Which lines have the string "expanded"? Copy all of them from the entries below.
-=-=-
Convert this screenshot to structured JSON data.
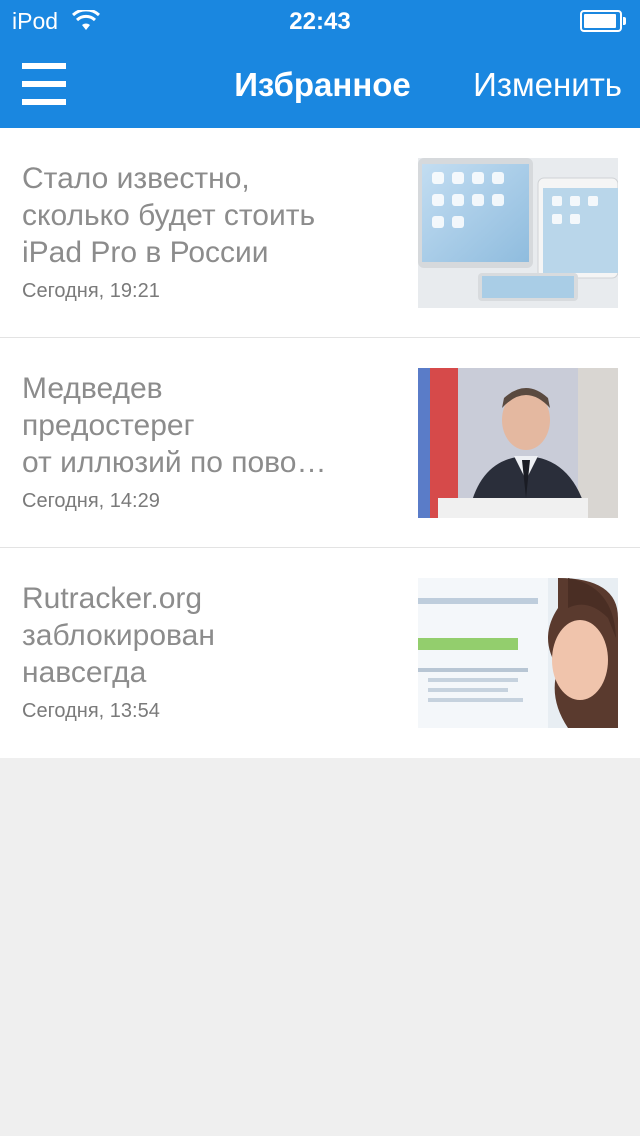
{
  "status_bar": {
    "carrier": "iPod",
    "time": "22:43",
    "wifi_icon": "wifi-icon",
    "battery_icon": "battery-icon"
  },
  "nav": {
    "menu_icon": "hamburger-menu-icon",
    "title": "Избранное",
    "edit_label": "Изменить"
  },
  "colors": {
    "header": "#1a87e0",
    "background": "#efefef",
    "title_text": "#8c8c8c"
  },
  "articles": [
    {
      "title": "Стало известно,\nсколько будет стоить\niPad Pro в России",
      "date": "Сегодня, 19:21",
      "thumbnail": "ipad-devices-image"
    },
    {
      "title": "Медведев\nпредостерег\nот иллюзий по пово…",
      "date": "Сегодня, 14:29",
      "thumbnail": "medvedev-portrait-image"
    },
    {
      "title": "Rutracker.org\nзаблокирован\nнавсегда",
      "date": "Сегодня, 13:54",
      "thumbnail": "woman-at-monitor-image"
    }
  ]
}
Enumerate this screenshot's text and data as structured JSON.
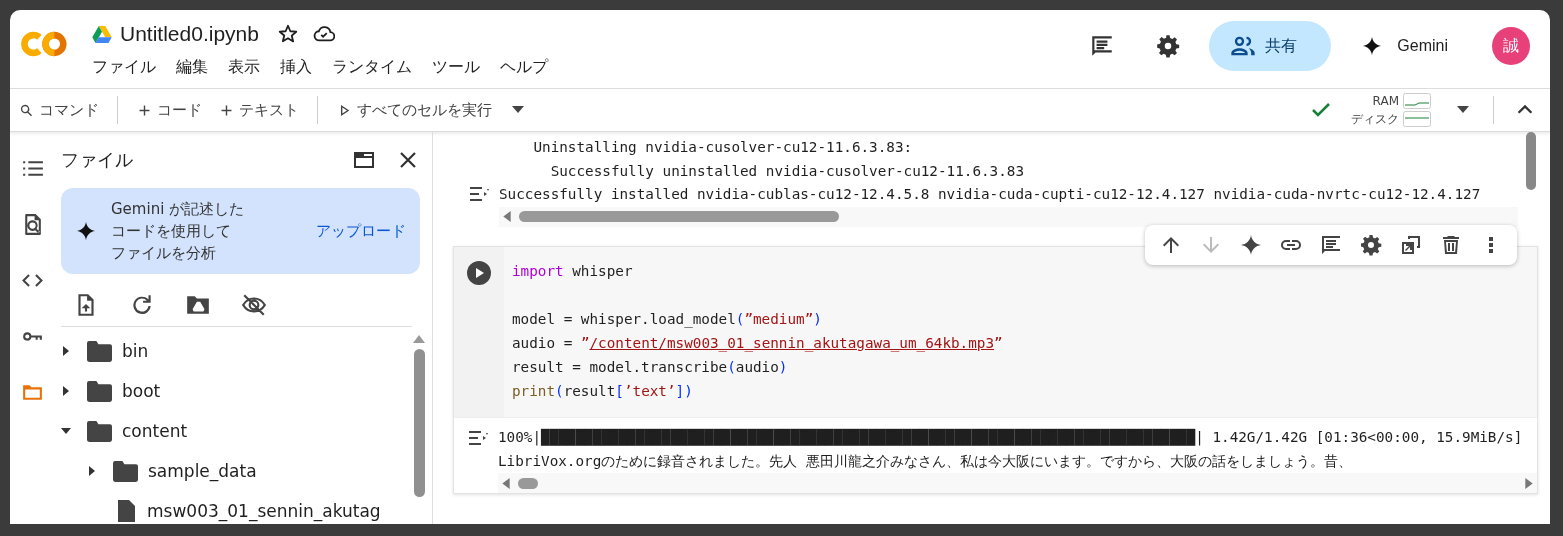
{
  "header": {
    "title": "Untitled0.ipynb",
    "menus": [
      "ファイル",
      "編集",
      "表示",
      "挿入",
      "ランタイム",
      "ツール",
      "ヘルプ"
    ],
    "share": "共有",
    "gemini": "Gemini",
    "avatar": "誠"
  },
  "toolbar": {
    "command": "コマンド",
    "add_code": "コード",
    "add_text": "テキスト",
    "run_all": "すべてのセルを実行",
    "ram": "RAM",
    "disk": "ディスク"
  },
  "rail": [
    {
      "kind": "toc",
      "selected": false
    },
    {
      "kind": "search",
      "selected": false
    },
    {
      "kind": "code",
      "selected": false
    },
    {
      "kind": "key",
      "selected": false
    },
    {
      "kind": "folder",
      "selected": true
    }
  ],
  "files": {
    "title": "ファイル",
    "gemini_card": {
      "lines": [
        "Gemini が記述した",
        "コードを使用して",
        "ファイルを分析"
      ],
      "link": "アップロード"
    },
    "tree": [
      {
        "name": "bin",
        "kind": "folder",
        "expanded": false
      },
      {
        "name": "boot",
        "kind": "folder",
        "expanded": false
      },
      {
        "name": "content",
        "kind": "folder",
        "expanded": true,
        "children": [
          {
            "name": "sample_data",
            "kind": "folder",
            "expanded": false
          },
          {
            "name": "msw003_01_sennin_akutag",
            "kind": "file"
          }
        ]
      }
    ]
  },
  "output_1": {
    "lines": [
      "    Uninstalling nvidia-cusolver-cu12-11.6.3.83:",
      "      Successfully uninstalled nvidia-cusolver-cu12-11.6.3.83",
      "Successfully installed nvidia-cublas-cu12-12.4.5.8 nvidia-cuda-cupti-cu12-12.4.127 nvidia-cuda-nvrtc-cu12-12.4.127"
    ]
  },
  "cell": {
    "code": [
      {
        "blank_before": false,
        "tokens": [
          {
            "kind": "keyword",
            "text": "import"
          },
          {
            "kind": "plain",
            "text": " whisper"
          }
        ]
      },
      {
        "blank_before": true,
        "tokens": [
          {
            "kind": "plain",
            "text": "model = whisper.load_model"
          },
          {
            "kind": "bracket",
            "text": "("
          },
          {
            "kind": "string",
            "text": "”medium”"
          },
          {
            "kind": "bracket",
            "text": ")"
          }
        ]
      },
      {
        "blank_before": false,
        "tokens": [
          {
            "kind": "plain",
            "text": "audio = "
          },
          {
            "kind": "string",
            "text": "”"
          },
          {
            "kind": "link",
            "text": "/content/msw003_01_sennin_akutagawa_um_64kb.mp3"
          },
          {
            "kind": "string",
            "text": "”"
          }
        ]
      },
      {
        "blank_before": false,
        "tokens": [
          {
            "kind": "plain",
            "text": "result = model.transcribe"
          },
          {
            "kind": "bracket",
            "text": "("
          },
          {
            "kind": "plain",
            "text": "audio"
          },
          {
            "kind": "bracket",
            "text": ")"
          }
        ]
      },
      {
        "blank_before": false,
        "tokens": [
          {
            "kind": "builtin",
            "text": "print"
          },
          {
            "kind": "bracket",
            "text": "("
          },
          {
            "kind": "plain",
            "text": "result"
          },
          {
            "kind": "bracket",
            "text": "["
          },
          {
            "kind": "string",
            "text": "’text’"
          },
          {
            "kind": "bracket",
            "text": "])"
          }
        ]
      }
    ],
    "toolbar": [
      {
        "kind": "up",
        "disabled": false
      },
      {
        "kind": "down",
        "disabled": true
      },
      {
        "kind": "sparkle",
        "disabled": false
      },
      {
        "kind": "link",
        "disabled": false
      },
      {
        "kind": "comment",
        "disabled": false
      },
      {
        "kind": "settings",
        "disabled": false
      },
      {
        "kind": "mirror",
        "disabled": false
      },
      {
        "kind": "delete",
        "disabled": false
      },
      {
        "kind": "more",
        "disabled": false
      }
    ],
    "output": {
      "progress_prefix": "100%|",
      "progress_bar": "████████████████████████████████████████████████████████████████████████████",
      "progress_suffix": "| 1.42G/1.42G [01:36<00:00, 15.9MiB/s]",
      "text": "LibriVox.orgのために録音されました。先人 悪田川龍之介みなさん、私は今大阪にいます。ですから、大阪の話をしましょう。昔、"
    }
  }
}
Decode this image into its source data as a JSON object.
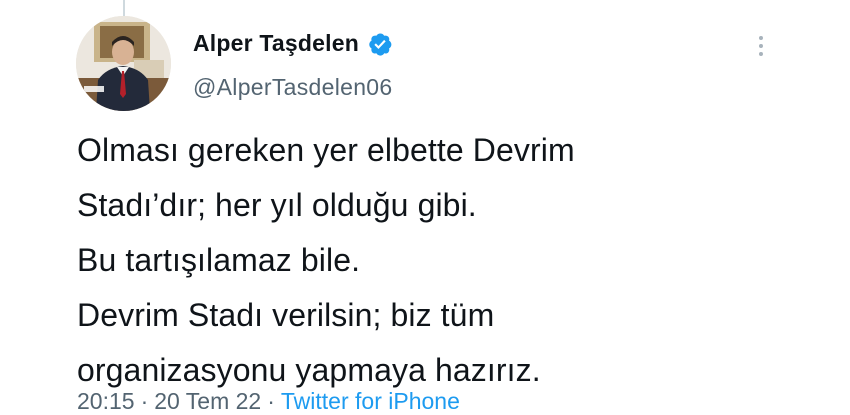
-=-=-
• _Exercise response_
        "expanded": false
        "expanded": false
        "expanded": true,
            "expanded": false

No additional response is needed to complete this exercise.